Data items
+++

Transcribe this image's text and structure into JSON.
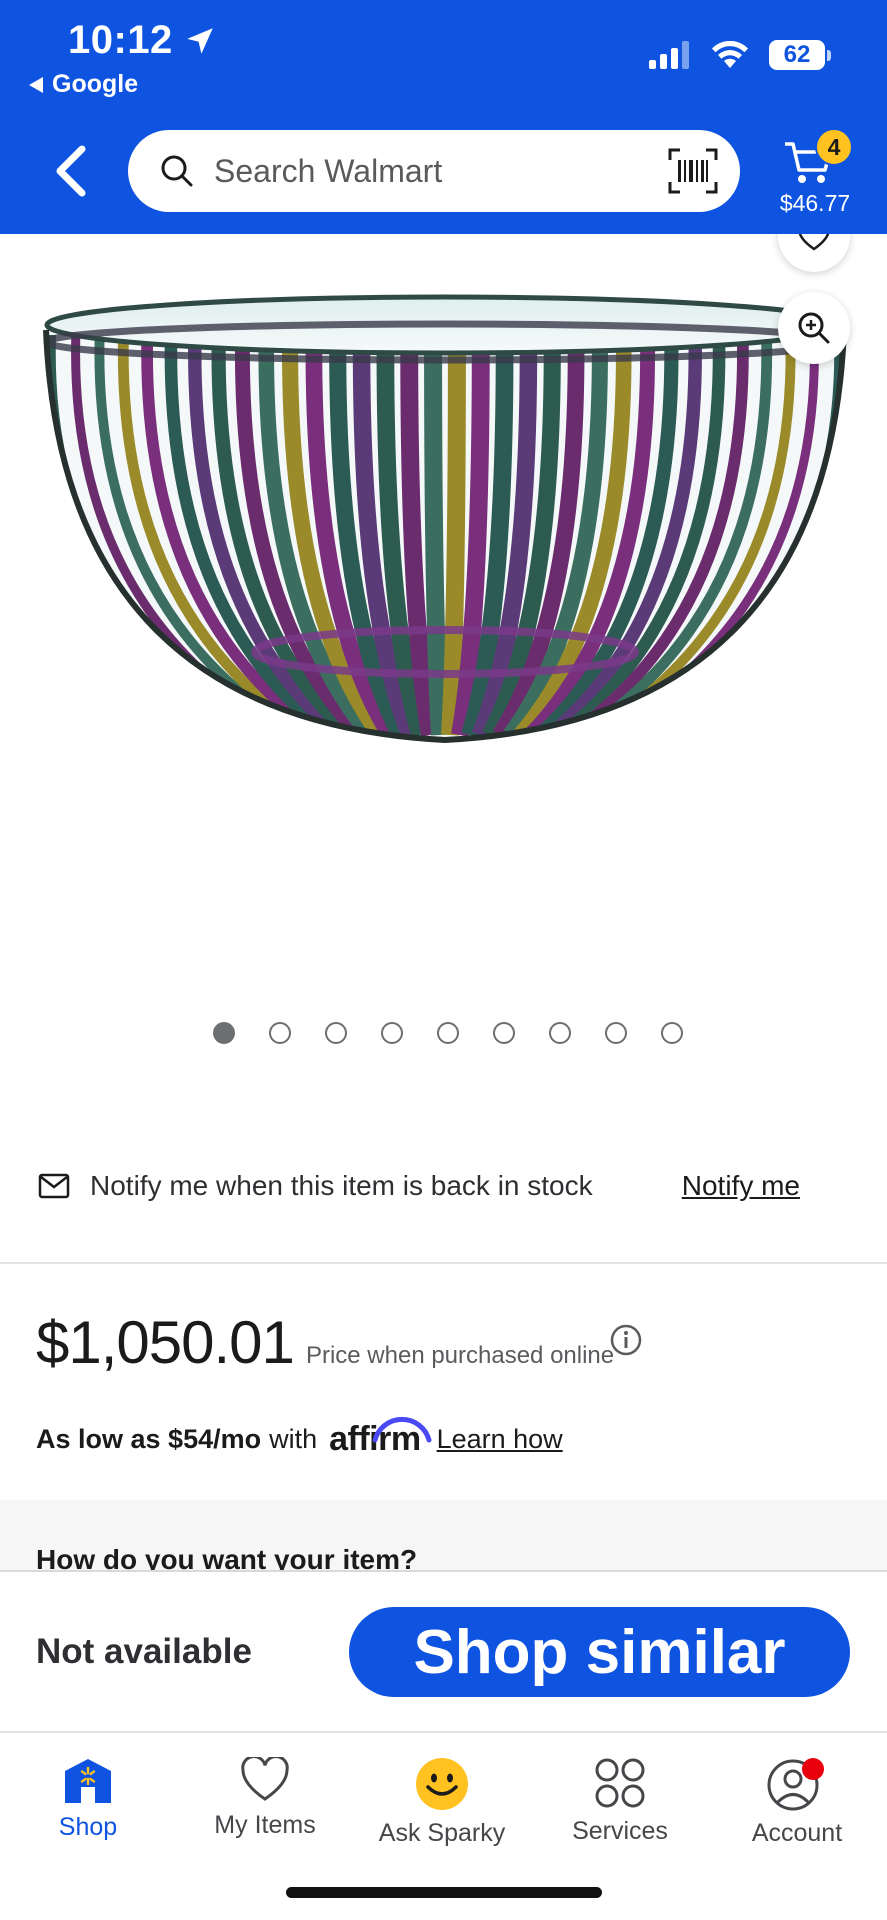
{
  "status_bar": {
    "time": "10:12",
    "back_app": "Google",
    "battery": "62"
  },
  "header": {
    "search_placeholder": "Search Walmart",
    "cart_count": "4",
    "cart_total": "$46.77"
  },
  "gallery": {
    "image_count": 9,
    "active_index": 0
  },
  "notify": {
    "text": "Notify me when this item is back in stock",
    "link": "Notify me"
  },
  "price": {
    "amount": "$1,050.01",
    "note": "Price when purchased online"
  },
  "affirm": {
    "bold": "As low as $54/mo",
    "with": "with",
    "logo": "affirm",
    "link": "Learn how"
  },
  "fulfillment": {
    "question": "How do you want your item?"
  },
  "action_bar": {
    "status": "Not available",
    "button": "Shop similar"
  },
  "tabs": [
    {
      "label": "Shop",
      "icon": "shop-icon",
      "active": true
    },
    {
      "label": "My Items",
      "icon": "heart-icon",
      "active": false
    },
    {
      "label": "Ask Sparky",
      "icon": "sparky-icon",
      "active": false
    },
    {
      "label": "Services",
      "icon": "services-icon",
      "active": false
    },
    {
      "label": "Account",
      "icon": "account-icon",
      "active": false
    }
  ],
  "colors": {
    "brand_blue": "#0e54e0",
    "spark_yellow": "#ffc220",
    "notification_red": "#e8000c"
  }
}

+++

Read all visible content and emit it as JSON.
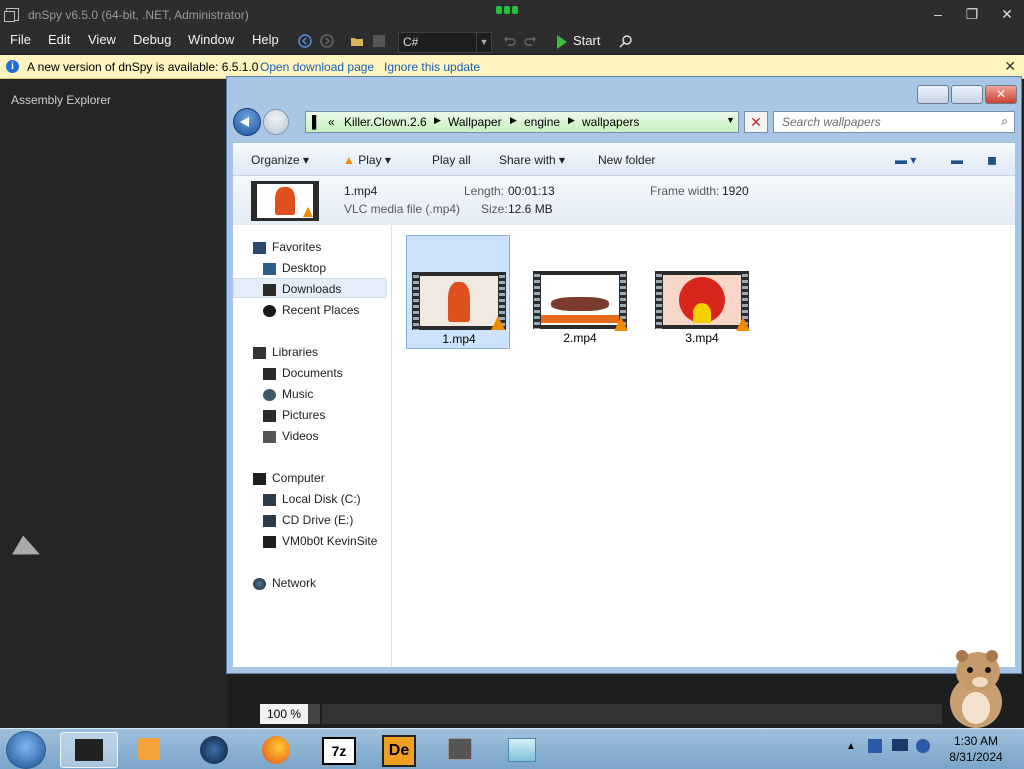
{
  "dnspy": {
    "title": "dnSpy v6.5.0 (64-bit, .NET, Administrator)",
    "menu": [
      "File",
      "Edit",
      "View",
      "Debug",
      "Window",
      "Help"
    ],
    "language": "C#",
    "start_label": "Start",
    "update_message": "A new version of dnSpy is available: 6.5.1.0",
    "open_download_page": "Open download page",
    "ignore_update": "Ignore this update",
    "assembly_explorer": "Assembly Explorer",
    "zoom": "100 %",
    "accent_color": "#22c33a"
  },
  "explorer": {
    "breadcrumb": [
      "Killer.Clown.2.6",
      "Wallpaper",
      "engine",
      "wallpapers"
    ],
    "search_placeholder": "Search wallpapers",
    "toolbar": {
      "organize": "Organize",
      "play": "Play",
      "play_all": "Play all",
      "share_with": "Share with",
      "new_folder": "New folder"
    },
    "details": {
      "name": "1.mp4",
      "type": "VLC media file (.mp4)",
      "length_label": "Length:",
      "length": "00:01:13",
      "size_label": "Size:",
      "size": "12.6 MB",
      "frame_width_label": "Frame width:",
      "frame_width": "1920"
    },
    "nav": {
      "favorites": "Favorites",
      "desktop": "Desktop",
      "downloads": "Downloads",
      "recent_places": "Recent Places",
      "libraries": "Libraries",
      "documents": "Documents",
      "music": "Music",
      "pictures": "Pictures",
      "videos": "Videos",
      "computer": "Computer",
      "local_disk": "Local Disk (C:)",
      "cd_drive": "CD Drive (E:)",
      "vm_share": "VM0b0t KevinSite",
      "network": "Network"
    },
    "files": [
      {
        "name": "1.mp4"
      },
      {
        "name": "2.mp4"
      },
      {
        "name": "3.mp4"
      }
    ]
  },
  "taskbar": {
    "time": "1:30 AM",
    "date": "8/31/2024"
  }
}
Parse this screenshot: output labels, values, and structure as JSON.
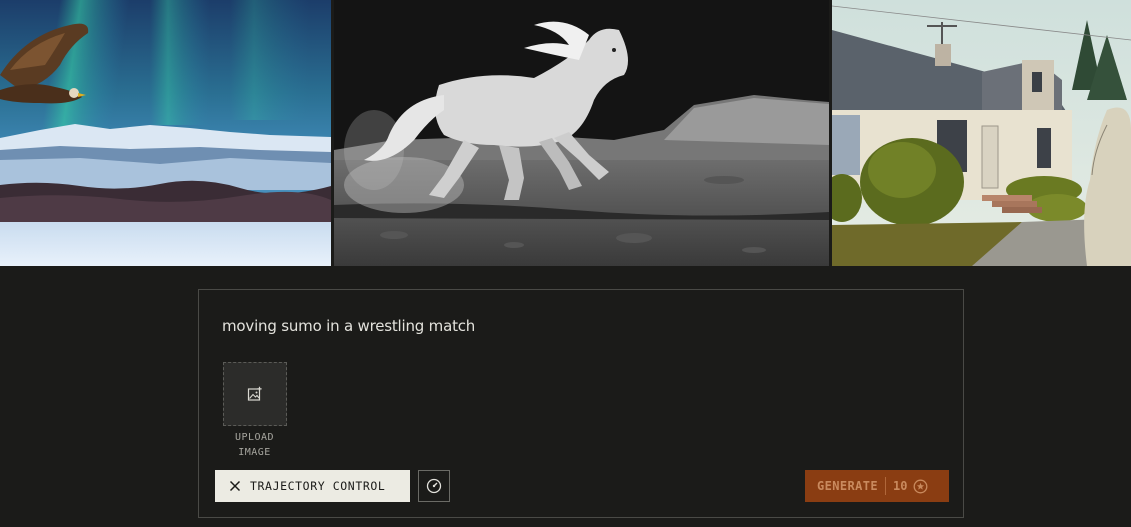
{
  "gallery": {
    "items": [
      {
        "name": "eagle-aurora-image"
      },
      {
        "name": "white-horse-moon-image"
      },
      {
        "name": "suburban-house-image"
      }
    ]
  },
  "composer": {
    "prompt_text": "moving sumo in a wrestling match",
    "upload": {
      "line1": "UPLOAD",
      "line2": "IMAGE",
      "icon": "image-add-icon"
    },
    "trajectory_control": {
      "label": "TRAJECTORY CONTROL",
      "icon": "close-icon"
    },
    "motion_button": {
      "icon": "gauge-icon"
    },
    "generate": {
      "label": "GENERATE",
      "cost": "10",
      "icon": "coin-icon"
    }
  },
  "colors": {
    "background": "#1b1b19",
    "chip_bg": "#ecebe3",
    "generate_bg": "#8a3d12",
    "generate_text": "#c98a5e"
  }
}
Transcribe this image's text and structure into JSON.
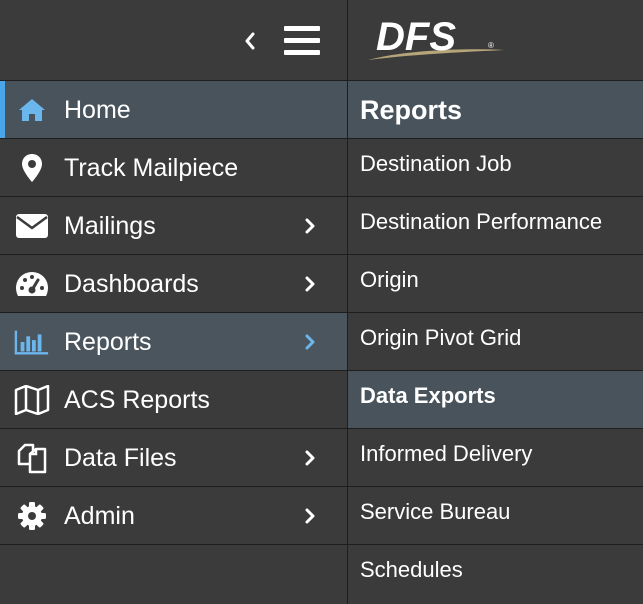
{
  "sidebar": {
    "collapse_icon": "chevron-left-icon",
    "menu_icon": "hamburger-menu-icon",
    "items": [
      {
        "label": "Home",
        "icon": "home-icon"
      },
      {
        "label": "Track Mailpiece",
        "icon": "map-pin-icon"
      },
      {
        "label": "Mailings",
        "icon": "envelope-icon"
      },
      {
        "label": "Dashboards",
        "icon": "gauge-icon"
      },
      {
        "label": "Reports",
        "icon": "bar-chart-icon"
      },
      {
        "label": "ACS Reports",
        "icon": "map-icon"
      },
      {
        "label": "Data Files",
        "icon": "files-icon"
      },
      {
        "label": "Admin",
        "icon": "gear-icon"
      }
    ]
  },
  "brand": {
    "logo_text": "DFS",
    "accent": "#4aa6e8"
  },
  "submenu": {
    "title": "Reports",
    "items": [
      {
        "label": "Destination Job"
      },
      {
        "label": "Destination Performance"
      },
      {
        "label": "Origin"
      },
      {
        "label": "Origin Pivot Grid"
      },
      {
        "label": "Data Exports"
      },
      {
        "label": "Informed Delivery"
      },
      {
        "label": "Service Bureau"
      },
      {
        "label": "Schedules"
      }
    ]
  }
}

+++

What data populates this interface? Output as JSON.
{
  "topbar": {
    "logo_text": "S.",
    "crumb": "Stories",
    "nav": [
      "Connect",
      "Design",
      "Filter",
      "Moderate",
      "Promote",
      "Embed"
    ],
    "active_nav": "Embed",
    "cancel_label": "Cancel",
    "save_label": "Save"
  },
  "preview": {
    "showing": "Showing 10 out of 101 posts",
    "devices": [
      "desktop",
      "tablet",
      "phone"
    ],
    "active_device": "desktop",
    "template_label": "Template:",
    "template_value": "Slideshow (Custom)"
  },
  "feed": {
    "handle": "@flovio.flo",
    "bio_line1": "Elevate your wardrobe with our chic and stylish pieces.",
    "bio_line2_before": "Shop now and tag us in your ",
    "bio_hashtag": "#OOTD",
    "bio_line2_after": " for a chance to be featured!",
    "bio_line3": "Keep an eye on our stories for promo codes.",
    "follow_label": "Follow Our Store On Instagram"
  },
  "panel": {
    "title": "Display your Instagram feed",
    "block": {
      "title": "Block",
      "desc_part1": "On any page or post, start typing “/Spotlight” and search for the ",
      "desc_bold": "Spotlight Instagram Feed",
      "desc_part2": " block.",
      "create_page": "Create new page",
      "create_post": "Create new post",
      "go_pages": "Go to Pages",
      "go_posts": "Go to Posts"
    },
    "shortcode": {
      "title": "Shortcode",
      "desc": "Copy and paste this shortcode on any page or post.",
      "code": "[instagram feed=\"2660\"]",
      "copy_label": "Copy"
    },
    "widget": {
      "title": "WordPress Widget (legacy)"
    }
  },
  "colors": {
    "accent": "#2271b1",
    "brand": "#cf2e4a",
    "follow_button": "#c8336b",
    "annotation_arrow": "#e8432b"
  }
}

+++

-- WORK REQUIRED --
In the records above, how many lines contain the word "Spotlight"? Give the number alone.

-- TASK ANSWER --
2